◆ **INSTRUCTION**:
Write out all entries word for word.

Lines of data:
· · · · · · ·

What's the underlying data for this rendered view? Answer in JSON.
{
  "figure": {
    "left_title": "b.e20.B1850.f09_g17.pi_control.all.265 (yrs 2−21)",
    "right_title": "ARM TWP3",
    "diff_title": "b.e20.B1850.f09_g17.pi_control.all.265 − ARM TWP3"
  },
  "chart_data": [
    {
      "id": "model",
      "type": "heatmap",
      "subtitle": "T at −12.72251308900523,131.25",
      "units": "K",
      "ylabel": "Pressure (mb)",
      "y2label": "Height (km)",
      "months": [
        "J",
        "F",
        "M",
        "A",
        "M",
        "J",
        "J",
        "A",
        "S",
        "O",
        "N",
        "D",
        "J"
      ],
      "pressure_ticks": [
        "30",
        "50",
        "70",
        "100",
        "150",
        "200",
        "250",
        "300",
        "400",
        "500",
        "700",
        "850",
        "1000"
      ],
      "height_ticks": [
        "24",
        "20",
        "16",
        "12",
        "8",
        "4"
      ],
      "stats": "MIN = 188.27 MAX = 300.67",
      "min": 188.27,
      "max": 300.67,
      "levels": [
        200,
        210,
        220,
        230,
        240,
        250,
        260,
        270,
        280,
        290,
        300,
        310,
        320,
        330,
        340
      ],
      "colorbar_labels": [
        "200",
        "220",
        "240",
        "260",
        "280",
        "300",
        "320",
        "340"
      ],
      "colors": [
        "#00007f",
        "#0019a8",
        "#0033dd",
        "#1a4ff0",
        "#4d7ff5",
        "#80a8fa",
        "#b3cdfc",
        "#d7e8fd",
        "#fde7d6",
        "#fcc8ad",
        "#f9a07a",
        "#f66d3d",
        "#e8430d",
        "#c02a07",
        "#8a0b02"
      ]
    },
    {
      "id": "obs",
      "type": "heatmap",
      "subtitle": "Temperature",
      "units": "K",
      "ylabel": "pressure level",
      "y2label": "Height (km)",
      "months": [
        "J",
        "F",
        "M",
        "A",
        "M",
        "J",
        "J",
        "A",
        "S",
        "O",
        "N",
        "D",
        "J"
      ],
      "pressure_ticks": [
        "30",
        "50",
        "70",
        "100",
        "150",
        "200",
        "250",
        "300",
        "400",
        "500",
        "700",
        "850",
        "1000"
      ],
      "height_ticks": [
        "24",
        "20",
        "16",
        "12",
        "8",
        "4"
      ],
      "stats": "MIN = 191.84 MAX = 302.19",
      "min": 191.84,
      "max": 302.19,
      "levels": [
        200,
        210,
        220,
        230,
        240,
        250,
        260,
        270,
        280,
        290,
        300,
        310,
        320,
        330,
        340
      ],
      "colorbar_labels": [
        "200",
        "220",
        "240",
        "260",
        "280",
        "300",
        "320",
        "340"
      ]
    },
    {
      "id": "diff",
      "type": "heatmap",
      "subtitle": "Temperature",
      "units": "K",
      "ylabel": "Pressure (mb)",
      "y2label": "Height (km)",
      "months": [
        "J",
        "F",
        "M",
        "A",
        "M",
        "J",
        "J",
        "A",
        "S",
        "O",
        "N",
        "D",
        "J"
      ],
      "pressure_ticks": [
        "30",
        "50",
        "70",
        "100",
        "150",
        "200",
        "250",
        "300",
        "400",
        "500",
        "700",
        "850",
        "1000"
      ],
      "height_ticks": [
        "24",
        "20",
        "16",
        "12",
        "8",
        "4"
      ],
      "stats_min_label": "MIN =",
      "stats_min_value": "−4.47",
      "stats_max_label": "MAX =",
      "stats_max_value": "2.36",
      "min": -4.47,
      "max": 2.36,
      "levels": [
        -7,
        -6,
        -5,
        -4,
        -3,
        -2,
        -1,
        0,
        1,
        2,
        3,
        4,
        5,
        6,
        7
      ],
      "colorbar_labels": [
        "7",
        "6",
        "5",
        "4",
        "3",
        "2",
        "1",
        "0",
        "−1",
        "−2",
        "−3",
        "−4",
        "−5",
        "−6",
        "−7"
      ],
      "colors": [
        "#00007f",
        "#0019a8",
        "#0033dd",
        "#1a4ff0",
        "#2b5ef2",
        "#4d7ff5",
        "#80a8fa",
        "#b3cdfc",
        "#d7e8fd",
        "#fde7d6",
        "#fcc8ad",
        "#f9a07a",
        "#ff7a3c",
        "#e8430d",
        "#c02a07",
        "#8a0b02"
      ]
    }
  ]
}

· · · · · · ·

◆ **CORRECT OUTPUT**:
What's the underlying data for this rendered view? Answer in JSON.
{
  "figure": {
    "left_title": "b.e20.B1850.f09_g17.pi_control.all.265 (yrs 2−21)",
    "right_title": "ARM TWP3",
    "diff_title": "b.e20.B1850.f09_g17.pi_control.all.265 − ARM TWP3"
  },
  "chart_data": [
    {
      "id": "model",
      "type": "heatmap",
      "subtitle": "T at −12.72251308900523,131.25",
      "units": "K",
      "ylabel": "Pressure (mb)",
      "y2label": "Height (km)",
      "months": [
        "J",
        "F",
        "M",
        "A",
        "M",
        "J",
        "J",
        "A",
        "S",
        "O",
        "N",
        "D",
        "J"
      ],
      "pressure_ticks": [
        "30",
        "50",
        "70",
        "100",
        "150",
        "200",
        "250",
        "300",
        "400",
        "500",
        "700",
        "850",
        "1000"
      ],
      "height_ticks": [
        "24",
        "20",
        "16",
        "12",
        "8",
        "4"
      ],
      "stats": "MIN = 188.27 MAX = 300.67",
      "min": 188.27,
      "max": 300.67,
      "levels": [
        200,
        210,
        220,
        230,
        240,
        250,
        260,
        270,
        280,
        290,
        300,
        310,
        320,
        330,
        340
      ],
      "colorbar_labels": [
        "200",
        "220",
        "240",
        "260",
        "280",
        "300",
        "320",
        "340"
      ],
      "colors": [
        "#00007f",
        "#0019a8",
        "#0033dd",
        "#1a4ff0",
        "#4d7ff5",
        "#80a8fa",
        "#b3cdfc",
        "#d7e8fd",
        "#fde7d6",
        "#fcc8ad",
        "#f9a07a",
        "#f66d3d",
        "#e8430d",
        "#c02a07",
        "#8a0b02"
      ]
    },
    {
      "id": "obs",
      "type": "heatmap",
      "subtitle": "Temperature",
      "units": "K",
      "ylabel": "pressure level",
      "y2label": "Height (km)",
      "months": [
        "J",
        "F",
        "M",
        "A",
        "M",
        "J",
        "J",
        "A",
        "S",
        "O",
        "N",
        "D",
        "J"
      ],
      "pressure_ticks": [
        "30",
        "50",
        "70",
        "100",
        "150",
        "200",
        "250",
        "300",
        "400",
        "500",
        "700",
        "850",
        "1000"
      ],
      "height_ticks": [
        "24",
        "20",
        "16",
        "12",
        "8",
        "4"
      ],
      "stats": "MIN = 191.84 MAX = 302.19",
      "min": 191.84,
      "max": 302.19,
      "levels": [
        200,
        210,
        220,
        230,
        240,
        250,
        260,
        270,
        280,
        290,
        300,
        310,
        320,
        330,
        340
      ],
      "colorbar_labels": [
        "200",
        "220",
        "240",
        "260",
        "280",
        "300",
        "320",
        "340"
      ]
    },
    {
      "id": "diff",
      "type": "heatmap",
      "subtitle": "Temperature",
      "units": "K",
      "ylabel": "Pressure (mb)",
      "y2label": "Height (km)",
      "months": [
        "J",
        "F",
        "M",
        "A",
        "M",
        "J",
        "J",
        "A",
        "S",
        "O",
        "N",
        "D",
        "J"
      ],
      "pressure_ticks": [
        "30",
        "50",
        "70",
        "100",
        "150",
        "200",
        "250",
        "300",
        "400",
        "500",
        "700",
        "850",
        "1000"
      ],
      "height_ticks": [
        "24",
        "20",
        "16",
        "12",
        "8",
        "4"
      ],
      "stats_min_label": "MIN =",
      "stats_min_value": "−4.47",
      "stats_max_label": "MAX =",
      "stats_max_value": "2.36",
      "min": -4.47,
      "max": 2.36,
      "levels": [
        -7,
        -6,
        -5,
        -4,
        -3,
        -2,
        -1,
        0,
        1,
        2,
        3,
        4,
        5,
        6,
        7
      ],
      "colorbar_labels": [
        "7",
        "6",
        "5",
        "4",
        "3",
        "2",
        "1",
        "0",
        "−1",
        "−2",
        "−3",
        "−4",
        "−5",
        "−6",
        "−7"
      ],
      "colors": [
        "#00007f",
        "#0019a8",
        "#0033dd",
        "#1a4ff0",
        "#2b5ef2",
        "#4d7ff5",
        "#80a8fa",
        "#b3cdfc",
        "#d7e8fd",
        "#fde7d6",
        "#fcc8ad",
        "#f9a07a",
        "#ff7a3c",
        "#e8430d",
        "#c02a07",
        "#8a0b02"
      ]
    }
  ]
}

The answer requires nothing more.